---------- Entries provided ----------

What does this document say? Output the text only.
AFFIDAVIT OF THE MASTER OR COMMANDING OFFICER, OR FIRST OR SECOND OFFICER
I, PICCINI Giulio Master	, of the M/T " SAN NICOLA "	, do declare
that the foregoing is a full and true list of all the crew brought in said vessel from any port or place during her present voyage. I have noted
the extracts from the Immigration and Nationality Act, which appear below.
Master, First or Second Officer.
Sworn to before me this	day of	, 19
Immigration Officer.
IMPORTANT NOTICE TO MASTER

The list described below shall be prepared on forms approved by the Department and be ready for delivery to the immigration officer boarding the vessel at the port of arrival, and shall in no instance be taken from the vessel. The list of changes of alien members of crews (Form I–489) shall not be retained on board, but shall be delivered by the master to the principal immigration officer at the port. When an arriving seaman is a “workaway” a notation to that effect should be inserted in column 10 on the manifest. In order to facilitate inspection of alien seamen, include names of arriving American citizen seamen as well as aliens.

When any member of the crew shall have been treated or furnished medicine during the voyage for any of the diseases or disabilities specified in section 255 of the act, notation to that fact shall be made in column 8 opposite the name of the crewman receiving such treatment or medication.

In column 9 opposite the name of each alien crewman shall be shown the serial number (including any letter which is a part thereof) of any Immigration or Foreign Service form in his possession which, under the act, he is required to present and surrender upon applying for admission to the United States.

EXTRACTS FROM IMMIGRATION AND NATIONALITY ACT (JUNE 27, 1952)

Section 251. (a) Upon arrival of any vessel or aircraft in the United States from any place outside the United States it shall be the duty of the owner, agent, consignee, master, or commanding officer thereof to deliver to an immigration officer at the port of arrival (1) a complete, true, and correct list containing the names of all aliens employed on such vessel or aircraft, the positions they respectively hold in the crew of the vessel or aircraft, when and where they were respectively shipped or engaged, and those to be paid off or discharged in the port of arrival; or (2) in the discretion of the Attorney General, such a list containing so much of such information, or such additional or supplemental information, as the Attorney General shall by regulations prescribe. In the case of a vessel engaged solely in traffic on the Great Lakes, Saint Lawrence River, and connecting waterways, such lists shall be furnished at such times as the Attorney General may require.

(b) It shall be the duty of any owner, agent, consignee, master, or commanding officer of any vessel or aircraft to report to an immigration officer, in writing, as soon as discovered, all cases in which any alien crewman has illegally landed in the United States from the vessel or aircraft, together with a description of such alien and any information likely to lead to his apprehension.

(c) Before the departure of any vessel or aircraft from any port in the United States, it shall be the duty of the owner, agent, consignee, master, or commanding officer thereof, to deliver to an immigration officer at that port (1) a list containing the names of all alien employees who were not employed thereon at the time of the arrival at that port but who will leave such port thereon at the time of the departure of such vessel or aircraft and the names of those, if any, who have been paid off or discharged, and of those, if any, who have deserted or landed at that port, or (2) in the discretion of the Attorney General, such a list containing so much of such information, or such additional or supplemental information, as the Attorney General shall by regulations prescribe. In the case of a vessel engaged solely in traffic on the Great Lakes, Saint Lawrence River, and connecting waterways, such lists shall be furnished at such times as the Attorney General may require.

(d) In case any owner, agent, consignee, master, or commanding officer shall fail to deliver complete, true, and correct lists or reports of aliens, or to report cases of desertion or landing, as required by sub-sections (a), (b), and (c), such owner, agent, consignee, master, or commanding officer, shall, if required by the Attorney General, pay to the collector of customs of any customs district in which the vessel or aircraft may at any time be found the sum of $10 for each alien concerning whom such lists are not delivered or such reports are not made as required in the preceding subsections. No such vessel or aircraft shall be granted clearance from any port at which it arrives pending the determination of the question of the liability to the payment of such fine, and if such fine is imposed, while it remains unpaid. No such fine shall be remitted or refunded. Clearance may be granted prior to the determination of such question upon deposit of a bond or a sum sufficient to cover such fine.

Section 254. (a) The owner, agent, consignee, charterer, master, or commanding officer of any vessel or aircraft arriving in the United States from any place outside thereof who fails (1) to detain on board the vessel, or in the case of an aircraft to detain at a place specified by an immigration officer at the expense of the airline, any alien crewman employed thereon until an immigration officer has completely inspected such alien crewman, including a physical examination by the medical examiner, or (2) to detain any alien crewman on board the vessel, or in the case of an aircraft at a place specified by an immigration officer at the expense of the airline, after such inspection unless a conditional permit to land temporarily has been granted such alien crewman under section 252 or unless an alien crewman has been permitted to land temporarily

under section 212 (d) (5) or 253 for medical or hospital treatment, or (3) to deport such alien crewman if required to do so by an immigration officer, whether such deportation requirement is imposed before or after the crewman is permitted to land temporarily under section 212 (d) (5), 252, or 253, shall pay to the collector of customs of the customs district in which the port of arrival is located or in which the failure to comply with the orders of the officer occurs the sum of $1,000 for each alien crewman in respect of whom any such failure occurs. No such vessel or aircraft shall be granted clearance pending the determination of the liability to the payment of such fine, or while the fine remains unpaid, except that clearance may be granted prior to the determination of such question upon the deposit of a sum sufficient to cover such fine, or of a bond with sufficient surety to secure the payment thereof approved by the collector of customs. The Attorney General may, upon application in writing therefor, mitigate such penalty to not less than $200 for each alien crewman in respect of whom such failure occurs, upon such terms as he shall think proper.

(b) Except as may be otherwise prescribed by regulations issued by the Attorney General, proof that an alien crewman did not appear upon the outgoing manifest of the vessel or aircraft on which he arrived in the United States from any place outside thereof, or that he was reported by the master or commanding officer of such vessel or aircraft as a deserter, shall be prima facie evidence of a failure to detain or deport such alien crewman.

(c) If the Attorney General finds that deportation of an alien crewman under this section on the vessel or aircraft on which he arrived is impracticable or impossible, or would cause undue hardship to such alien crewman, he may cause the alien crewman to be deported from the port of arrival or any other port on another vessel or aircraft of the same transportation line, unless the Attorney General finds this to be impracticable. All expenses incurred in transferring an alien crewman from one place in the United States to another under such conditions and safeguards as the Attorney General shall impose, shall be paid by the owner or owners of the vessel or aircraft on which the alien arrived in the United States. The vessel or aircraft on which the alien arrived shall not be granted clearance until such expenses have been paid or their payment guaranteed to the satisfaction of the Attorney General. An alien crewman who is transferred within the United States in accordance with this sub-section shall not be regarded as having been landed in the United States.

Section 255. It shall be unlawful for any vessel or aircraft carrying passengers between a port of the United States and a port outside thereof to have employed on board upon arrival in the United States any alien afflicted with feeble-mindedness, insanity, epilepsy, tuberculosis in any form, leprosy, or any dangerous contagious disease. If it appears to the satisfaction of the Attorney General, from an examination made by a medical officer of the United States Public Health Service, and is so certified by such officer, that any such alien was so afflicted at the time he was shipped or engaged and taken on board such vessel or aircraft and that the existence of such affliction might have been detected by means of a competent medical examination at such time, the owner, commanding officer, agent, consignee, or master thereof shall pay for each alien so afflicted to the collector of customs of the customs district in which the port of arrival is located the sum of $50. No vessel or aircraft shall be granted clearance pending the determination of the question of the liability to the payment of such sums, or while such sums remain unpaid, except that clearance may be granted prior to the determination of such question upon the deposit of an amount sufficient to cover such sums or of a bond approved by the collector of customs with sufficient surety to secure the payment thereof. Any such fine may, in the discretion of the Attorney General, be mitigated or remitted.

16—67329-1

----------

Written exercise.
Reproduce the complete data exactly as presented above.

Task output.
What does this document say? Output the text only.
AFFIDAVIT OF THE MASTER OR COMMANDING OFFICER, OR FIRST OR SECOND OFFICER
I, PICCINI Giulio Master	, of the M/T " SAN NICOLA "	, do declare
that the foregoing is a full and true list of all the crew brought in said vessel from any port or place during her present voyage. I have noted
the extracts from the Immigration and Nationality Act, which appear below.
Master, First or Second Officer.
Sworn to before me this	day of	, 19
Immigration Officer.
IMPORTANT NOTICE TO MASTER

The list described below shall be prepared on forms approved by the Department and be ready for delivery to the immigration officer boarding the vessel at the port of arrival, and shall in no instance be taken from the vessel. The list of changes of alien members of crews (Form I–489) shall not be retained on board, but shall be delivered by the master to the principal immigration officer at the port. When an arriving seaman is a “workaway” a notation to that effect should be inserted in column 10 on the manifest. In order to facilitate inspection of alien seamen, include names of arriving American citizen seamen as well as aliens.

When any member of the crew shall have been treated or furnished medicine during the voyage for any of the diseases or disabilities specified in section 255 of the act, notation to that fact shall be made in column 8 opposite the name of the crewman receiving such treatment or medication.

In column 9 opposite the name of each alien crewman shall be shown the serial number (including any letter which is a part thereof) of any Immigration or Foreign Service form in his possession which, under the act, he is required to present and surrender upon applying for admission to the United States.

EXTRACTS FROM IMMIGRATION AND NATIONALITY ACT (JUNE 27, 1952)

Section 251. (a) Upon arrival of any vessel or aircraft in the United States from any place outside the United States it shall be the duty of the owner, agent, consignee, master, or commanding officer thereof to deliver to an immigration officer at the port of arrival (1) a complete, true, and correct list containing the names of all aliens employed on such vessel or aircraft, the positions they respectively hold in the crew of the vessel or aircraft, when and where they were respectively shipped or engaged, and those to be paid off or discharged in the port of arrival; or (2) in the discretion of the Attorney General, such a list containing so much of such information, or such additional or supplemental information, as the Attorney General shall by regulations prescribe. In the case of a vessel engaged solely in traffic on the Great Lakes, Saint Lawrence River, and connecting waterways, such lists shall be furnished at such times as the Attorney General may require.

(b) It shall be the duty of any owner, agent, consignee, master, or commanding officer of any vessel or aircraft to report to an immigration officer, in writing, as soon as discovered, all cases in which any alien crewman has illegally landed in the United States from the vessel or aircraft, together with a description of such alien and any information likely to lead to his apprehension.

(c) Before the departure of any vessel or aircraft from any port in the United States, it shall be the duty of the owner, agent, consignee, master, or commanding officer thereof, to deliver to an immigration officer at that port (1) a list containing the names of all alien employees who were not employed thereon at the time of the arrival at that port but who will leave such port thereon at the time of the departure of such vessel or aircraft and the names of those, if any, who have been paid off or discharged, and of those, if any, who have deserted or landed at that port, or (2) in the discretion of the Attorney General, such a list containing so much of such information, or such additional or supplemental information, as the Attorney General shall by regulations prescribe. In the case of a vessel engaged solely in traffic on the Great Lakes, Saint Lawrence River, and connecting waterways, such lists shall be furnished at such times as the Attorney General may require.

(d) In case any owner, agent, consignee, master, or commanding officer shall fail to deliver complete, true, and correct lists or reports of aliens, or to report cases of desertion or landing, as required by sub-sections (a), (b), and (c), such owner, agent, consignee, master, or commanding officer, shall, if required by the Attorney General, pay to the collector of customs of any customs district in which the vessel or aircraft may at any time be found the sum of $10 for each alien concerning whom such lists are not delivered or such reports are not made as required in the preceding subsections. No such vessel or aircraft shall be granted clearance from any port at which it arrives pending the determination of the question of the liability to the payment of such fine, and if such fine is imposed, while it remains unpaid. No such fine shall be remitted or refunded. Clearance may be granted prior to the determination of such question upon deposit of a bond or a sum sufficient to cover such fine.

Section 254. (a) The owner, agent, consignee, charterer, master, or commanding officer of any vessel or aircraft arriving in the United States from any place outside thereof who fails (1) to detain on board the vessel, or in the case of an aircraft to detain at a place specified by an immigration officer at the expense of the airline, any alien crewman employed thereon until an immigration officer has completely inspected such alien crewman, including a physical examination by the medical examiner, or (2) to detain any alien crewman on board the vessel, or in the case of an aircraft at a place specified by an immigration officer at the expense of the airline, after such inspection unless a conditional permit to land temporarily has been granted such alien crewman under section 252 or unless an alien crewman has been permitted to land temporarily

under section 212 (d) (5) or 253 for medical or hospital treatment, or (3) to deport such alien crewman if required to do so by an immigration officer, whether such deportation requirement is imposed before or after the crewman is permitted to land temporarily under section 212 (d) (5), 252, or 253, shall pay to the collector of customs of the customs district in which the port of arrival is located or in which the failure to comply with the orders of the officer occurs the sum of $1,000 for each alien crewman in respect of whom any such failure occurs. No such vessel or aircraft shall be granted clearance pending the determination of the liability to the payment of such fine, or while the fine remains unpaid, except that clearance may be granted prior to the determination of such question upon the deposit of a sum sufficient to cover such fine, or of a bond with sufficient surety to secure the payment thereof approved by the collector of customs. The Attorney General may, upon application in writing therefor, mitigate such penalty to not less than $200 for each alien crewman in respect of whom such failure occurs, upon such terms as he shall think proper.

(b) Except as may be otherwise prescribed by regulations issued by the Attorney General, proof that an alien crewman did not appear upon the outgoing manifest of the vessel or aircraft on which he arrived in the United States from any place outside thereof, or that he was reported by the master or commanding officer of such vessel or aircraft as a deserter, shall be prima facie evidence of a failure to detain or deport such alien crewman.

(c) If the Attorney General finds that deportation of an alien crewman under this section on the vessel or aircraft on which he arrived is impracticable or impossible, or would cause undue hardship to such alien crewman, he may cause the alien crewman to be deported from the port of arrival or any other port on another vessel or aircraft of the same transportation line, unless the Attorney General finds this to be impracticable. All expenses incurred in transferring an alien crewman from one place in the United States to another under such conditions and safeguards as the Attorney General shall impose, shall be paid by the owner or owners of the vessel or aircraft on which the alien arrived in the United States. The vessel or aircraft on which the alien arrived shall not be granted clearance until such expenses have been paid or their payment guaranteed to the satisfaction of the Attorney General. An alien crewman who is transferred within the United States in accordance with this sub-section shall not be regarded as having been landed in the United States.

Section 255. It shall be unlawful for any vessel or aircraft carrying passengers between a port of the United States and a port outside thereof to have employed on board upon arrival in the United States any alien afflicted with feeble-mindedness, insanity, epilepsy, tuberculosis in any form, leprosy, or any dangerous contagious disease. If it appears to the satisfaction of the Attorney General, from an examination made by a medical officer of the United States Public Health Service, and is so certified by such officer, that any such alien was so afflicted at the time he was shipped or engaged and taken on board such vessel or aircraft and that the existence of such affliction might have been detected by means of a competent medical examination at such time, the owner, commanding officer, agent, consignee, or master thereof shall pay for each alien so afflicted to the collector of customs of the customs district in which the port of arrival is located the sum of $50. No vessel or aircraft shall be granted clearance pending the determination of the question of the liability to the payment of such sums, or while such sums remain unpaid, except that clearance may be granted prior to the determination of such question upon the deposit of an amount sufficient to cover such sums or of a bond approved by the collector of customs with sufficient surety to secure the payment thereof. Any such fine may, in the discretion of the Attorney General, be mitigated or remitted.

16—67329-1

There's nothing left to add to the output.